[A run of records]

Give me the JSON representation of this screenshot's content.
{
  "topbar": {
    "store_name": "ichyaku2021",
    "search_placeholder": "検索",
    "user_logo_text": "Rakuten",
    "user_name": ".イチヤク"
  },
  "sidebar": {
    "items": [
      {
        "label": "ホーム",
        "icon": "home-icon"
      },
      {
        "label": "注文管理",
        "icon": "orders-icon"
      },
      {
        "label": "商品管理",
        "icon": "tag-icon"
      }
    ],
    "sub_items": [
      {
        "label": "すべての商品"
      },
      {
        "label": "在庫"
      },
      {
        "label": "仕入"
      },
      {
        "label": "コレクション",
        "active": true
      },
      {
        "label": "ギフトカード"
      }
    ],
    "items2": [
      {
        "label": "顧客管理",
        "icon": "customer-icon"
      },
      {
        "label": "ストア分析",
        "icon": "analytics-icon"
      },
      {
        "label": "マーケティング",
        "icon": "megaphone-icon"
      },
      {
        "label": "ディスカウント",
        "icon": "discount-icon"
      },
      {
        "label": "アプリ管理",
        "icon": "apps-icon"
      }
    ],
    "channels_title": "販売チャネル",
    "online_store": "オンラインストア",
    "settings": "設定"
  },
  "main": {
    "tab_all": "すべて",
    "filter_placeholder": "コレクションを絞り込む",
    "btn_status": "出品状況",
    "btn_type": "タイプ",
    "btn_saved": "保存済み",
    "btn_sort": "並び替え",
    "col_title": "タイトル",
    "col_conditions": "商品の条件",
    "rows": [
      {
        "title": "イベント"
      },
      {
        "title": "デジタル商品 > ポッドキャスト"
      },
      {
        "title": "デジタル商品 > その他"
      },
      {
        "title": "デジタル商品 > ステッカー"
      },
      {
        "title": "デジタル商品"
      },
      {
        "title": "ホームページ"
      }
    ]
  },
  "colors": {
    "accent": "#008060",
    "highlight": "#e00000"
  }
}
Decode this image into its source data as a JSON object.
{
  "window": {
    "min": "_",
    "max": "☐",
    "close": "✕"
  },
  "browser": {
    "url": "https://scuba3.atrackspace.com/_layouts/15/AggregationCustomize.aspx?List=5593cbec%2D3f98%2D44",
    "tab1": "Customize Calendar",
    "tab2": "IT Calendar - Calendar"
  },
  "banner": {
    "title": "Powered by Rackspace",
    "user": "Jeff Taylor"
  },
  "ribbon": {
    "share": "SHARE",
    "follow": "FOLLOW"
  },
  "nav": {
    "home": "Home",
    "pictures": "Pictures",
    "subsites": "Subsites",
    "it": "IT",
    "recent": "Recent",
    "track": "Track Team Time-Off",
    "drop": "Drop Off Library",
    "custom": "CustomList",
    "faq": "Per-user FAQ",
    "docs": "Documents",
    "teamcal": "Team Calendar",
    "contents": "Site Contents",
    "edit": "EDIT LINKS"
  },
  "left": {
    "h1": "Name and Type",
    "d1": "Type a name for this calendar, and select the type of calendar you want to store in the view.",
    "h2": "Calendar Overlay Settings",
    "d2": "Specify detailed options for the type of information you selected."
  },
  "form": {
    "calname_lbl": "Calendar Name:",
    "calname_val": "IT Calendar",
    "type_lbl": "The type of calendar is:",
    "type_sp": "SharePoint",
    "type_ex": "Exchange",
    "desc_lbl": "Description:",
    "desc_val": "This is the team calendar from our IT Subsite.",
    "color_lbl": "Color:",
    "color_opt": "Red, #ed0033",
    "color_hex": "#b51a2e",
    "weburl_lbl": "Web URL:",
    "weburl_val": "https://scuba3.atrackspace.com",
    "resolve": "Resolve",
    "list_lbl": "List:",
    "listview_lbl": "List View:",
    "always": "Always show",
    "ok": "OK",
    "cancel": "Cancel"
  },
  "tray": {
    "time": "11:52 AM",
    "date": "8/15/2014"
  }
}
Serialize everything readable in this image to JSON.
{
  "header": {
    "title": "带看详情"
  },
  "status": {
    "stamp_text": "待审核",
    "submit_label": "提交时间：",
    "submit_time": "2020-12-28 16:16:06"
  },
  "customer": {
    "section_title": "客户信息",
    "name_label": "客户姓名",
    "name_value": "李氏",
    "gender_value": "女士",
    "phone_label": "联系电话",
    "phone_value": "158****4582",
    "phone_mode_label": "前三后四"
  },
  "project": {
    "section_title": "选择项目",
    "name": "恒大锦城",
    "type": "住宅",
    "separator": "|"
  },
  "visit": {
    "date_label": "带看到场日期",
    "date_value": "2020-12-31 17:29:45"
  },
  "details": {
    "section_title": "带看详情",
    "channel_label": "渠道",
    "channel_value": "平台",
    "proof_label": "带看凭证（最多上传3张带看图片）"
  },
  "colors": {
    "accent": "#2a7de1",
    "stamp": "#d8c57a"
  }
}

OBJECTIVE: Each line of the material must be restated exactly.

REPLY TO THE TASK:
Give me the JSON representation of this screenshot's content.
{
  "topbar": {
    "store_name": "ichyaku2021",
    "search_placeholder": "検索",
    "user_logo_text": "Rakuten",
    "user_name": ".イチヤク"
  },
  "sidebar": {
    "items": [
      {
        "label": "ホーム",
        "icon": "home-icon"
      },
      {
        "label": "注文管理",
        "icon": "orders-icon"
      },
      {
        "label": "商品管理",
        "icon": "tag-icon"
      }
    ],
    "sub_items": [
      {
        "label": "すべての商品"
      },
      {
        "label": "在庫"
      },
      {
        "label": "仕入"
      },
      {
        "label": "コレクション",
        "active": true
      },
      {
        "label": "ギフトカード"
      }
    ],
    "items2": [
      {
        "label": "顧客管理",
        "icon": "customer-icon"
      },
      {
        "label": "ストア分析",
        "icon": "analytics-icon"
      },
      {
        "label": "マーケティング",
        "icon": "megaphone-icon"
      },
      {
        "label": "ディスカウント",
        "icon": "discount-icon"
      },
      {
        "label": "アプリ管理",
        "icon": "apps-icon"
      }
    ],
    "channels_title": "販売チャネル",
    "online_store": "オンラインストア",
    "settings": "設定"
  },
  "main": {
    "tab_all": "すべて",
    "filter_placeholder": "コレクションを絞り込む",
    "btn_status": "出品状況",
    "btn_type": "タイプ",
    "btn_saved": "保存済み",
    "btn_sort": "並び替え",
    "col_title": "タイトル",
    "col_conditions": "商品の条件",
    "rows": [
      {
        "title": "イベント"
      },
      {
        "title": "デジタル商品 > ポッドキャスト"
      },
      {
        "title": "デジタル商品 > その他"
      },
      {
        "title": "デジタル商品 > ステッカー"
      },
      {
        "title": "デジタル商品"
      },
      {
        "title": "ホームページ"
      }
    ]
  },
  "colors": {
    "accent": "#008060",
    "highlight": "#e00000"
  }
}
Decode this image into its source data as a JSON object.
{
  "window": {
    "min": "_",
    "max": "☐",
    "close": "✕"
  },
  "browser": {
    "url": "https://scuba3.atrackspace.com/_layouts/15/AggregationCustomize.aspx?List=5593cbec%2D3f98%2D44",
    "tab1": "Customize Calendar",
    "tab2": "IT Calendar - Calendar"
  },
  "banner": {
    "title": "Powered by Rackspace",
    "user": "Jeff Taylor"
  },
  "ribbon": {
    "share": "SHARE",
    "follow": "FOLLOW"
  },
  "nav": {
    "home": "Home",
    "pictures": "Pictures",
    "subsites": "Subsites",
    "it": "IT",
    "recent": "Recent",
    "track": "Track Team Time-Off",
    "drop": "Drop Off Library",
    "custom": "CustomList",
    "faq": "Per-user FAQ",
    "docs": "Documents",
    "teamcal": "Team Calendar",
    "contents": "Site Contents",
    "edit": "EDIT LINKS"
  },
  "left": {
    "h1": "Name and Type",
    "d1": "Type a name for this calendar, and select the type of calendar you want to store in the view.",
    "h2": "Calendar Overlay Settings",
    "d2": "Specify detailed options for the type of information you selected."
  },
  "form": {
    "calname_lbl": "Calendar Name:",
    "calname_val": "IT Calendar",
    "type_lbl": "The type of calendar is:",
    "type_sp": "SharePoint",
    "type_ex": "Exchange",
    "desc_lbl": "Description:",
    "desc_val": "This is the team calendar from our IT Subsite.",
    "color_lbl": "Color:",
    "color_opt": "Red, #ed0033",
    "color_hex": "#b51a2e",
    "weburl_lbl": "Web URL:",
    "weburl_val": "https://scuba3.atrackspace.com",
    "resolve": "Resolve",
    "list_lbl": "List:",
    "listview_lbl": "List View:",
    "always": "Always show",
    "ok": "OK",
    "cancel": "Cancel"
  },
  "tray": {
    "time": "11:52 AM",
    "date": "8/15/2014"
  }
}
Serialize everything readable in this image to JSON.
{
  "header": {
    "title": "带看详情"
  },
  "status": {
    "stamp_text": "待审核",
    "submit_label": "提交时间：",
    "submit_time": "2020-12-28 16:16:06"
  },
  "customer": {
    "section_title": "客户信息",
    "name_label": "客户姓名",
    "name_value": "李氏",
    "gender_value": "女士",
    "phone_label": "联系电话",
    "phone_value": "158****4582",
    "phone_mode_label": "前三后四"
  },
  "project": {
    "section_title": "选择项目",
    "name": "恒大锦城",
    "type": "住宅",
    "separator": "|"
  },
  "visit": {
    "date_label": "带看到场日期",
    "date_value": "2020-12-31 17:29:45"
  },
  "details": {
    "section_title": "带看详情",
    "channel_label": "渠道",
    "channel_value": "平台",
    "proof_label": "带看凭证（最多上传3张带看图片）"
  },
  "colors": {
    "accent": "#2a7de1",
    "stamp": "#d8c57a"
  }
}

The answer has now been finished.